Extracted data entries:
#####

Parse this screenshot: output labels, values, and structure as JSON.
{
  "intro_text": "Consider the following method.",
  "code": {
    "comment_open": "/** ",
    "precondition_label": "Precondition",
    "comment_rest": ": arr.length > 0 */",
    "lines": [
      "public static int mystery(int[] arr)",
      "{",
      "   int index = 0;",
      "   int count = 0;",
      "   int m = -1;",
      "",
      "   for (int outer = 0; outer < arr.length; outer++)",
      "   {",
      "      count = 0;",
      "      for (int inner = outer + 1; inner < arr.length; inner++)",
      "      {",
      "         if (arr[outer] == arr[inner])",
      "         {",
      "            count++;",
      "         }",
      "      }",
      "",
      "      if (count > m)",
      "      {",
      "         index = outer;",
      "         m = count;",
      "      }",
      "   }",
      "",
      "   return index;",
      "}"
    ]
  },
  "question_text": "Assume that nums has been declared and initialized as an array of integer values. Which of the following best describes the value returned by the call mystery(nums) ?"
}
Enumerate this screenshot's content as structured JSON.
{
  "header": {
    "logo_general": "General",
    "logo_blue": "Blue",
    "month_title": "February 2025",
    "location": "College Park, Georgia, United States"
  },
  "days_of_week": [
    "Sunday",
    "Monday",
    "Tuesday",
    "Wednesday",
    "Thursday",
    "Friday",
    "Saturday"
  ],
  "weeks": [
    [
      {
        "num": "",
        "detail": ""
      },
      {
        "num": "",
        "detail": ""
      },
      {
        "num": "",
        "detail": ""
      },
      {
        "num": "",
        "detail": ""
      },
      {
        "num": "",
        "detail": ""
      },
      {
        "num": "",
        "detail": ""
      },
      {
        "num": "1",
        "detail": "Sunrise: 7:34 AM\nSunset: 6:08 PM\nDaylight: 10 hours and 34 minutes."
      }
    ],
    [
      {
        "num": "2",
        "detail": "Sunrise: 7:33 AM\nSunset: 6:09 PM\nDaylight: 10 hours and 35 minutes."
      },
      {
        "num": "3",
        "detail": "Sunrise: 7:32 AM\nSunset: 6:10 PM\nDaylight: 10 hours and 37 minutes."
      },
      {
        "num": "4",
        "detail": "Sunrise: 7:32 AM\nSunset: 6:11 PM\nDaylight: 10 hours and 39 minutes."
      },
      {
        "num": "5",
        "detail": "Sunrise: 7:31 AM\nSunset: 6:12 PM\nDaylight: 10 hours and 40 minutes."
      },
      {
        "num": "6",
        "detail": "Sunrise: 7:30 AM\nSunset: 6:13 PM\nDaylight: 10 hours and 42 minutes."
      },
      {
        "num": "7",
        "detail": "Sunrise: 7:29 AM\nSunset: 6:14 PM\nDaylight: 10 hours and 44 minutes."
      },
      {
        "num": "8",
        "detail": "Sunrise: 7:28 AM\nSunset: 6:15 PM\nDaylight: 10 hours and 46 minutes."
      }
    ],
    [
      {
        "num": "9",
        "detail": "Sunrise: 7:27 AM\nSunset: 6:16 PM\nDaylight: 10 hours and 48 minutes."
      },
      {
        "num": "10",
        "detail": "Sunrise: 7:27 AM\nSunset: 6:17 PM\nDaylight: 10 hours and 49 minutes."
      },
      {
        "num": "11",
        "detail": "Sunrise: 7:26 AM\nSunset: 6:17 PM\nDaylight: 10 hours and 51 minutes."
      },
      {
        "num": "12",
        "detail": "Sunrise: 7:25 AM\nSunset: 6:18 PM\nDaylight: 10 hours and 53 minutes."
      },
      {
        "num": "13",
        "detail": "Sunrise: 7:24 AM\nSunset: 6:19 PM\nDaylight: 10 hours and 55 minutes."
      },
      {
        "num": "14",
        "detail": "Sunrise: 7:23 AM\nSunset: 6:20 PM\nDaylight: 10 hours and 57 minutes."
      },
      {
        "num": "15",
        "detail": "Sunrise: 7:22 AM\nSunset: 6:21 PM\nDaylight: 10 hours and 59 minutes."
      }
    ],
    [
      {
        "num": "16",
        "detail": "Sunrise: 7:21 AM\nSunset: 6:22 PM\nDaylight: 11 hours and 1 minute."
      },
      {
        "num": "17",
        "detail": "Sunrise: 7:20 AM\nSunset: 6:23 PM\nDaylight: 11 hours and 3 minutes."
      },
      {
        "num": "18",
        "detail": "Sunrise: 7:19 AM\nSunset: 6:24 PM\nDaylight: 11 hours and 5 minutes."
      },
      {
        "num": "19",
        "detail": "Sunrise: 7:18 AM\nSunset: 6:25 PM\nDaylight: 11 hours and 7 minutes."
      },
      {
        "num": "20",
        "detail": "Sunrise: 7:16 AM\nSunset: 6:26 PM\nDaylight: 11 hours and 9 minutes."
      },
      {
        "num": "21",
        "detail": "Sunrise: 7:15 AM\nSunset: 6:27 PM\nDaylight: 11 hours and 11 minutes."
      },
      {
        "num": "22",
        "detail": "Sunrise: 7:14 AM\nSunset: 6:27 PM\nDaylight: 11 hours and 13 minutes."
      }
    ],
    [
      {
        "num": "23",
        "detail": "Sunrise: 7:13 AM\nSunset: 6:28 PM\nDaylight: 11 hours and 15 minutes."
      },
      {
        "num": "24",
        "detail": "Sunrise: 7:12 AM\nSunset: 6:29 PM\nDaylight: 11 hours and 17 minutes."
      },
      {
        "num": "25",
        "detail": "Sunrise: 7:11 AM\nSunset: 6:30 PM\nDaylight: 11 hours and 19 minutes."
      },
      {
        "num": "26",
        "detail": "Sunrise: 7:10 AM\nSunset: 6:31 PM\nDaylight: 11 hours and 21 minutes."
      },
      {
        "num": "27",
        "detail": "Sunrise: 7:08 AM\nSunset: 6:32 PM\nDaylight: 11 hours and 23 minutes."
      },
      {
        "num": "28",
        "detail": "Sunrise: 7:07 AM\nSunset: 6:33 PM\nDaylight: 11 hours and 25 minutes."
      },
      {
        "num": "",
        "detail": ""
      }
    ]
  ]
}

#####

• _Problem to work on_: For the listing above, identify each line bearing "values".

• _Solution for this problem_:
Parse this screenshot: output labels, values, and structure as JSON.
  "question_text": "Assume that nums has been declared and initialized as an array of integer values. Which of the following best describes the value returned by the call mystery(nums) ?"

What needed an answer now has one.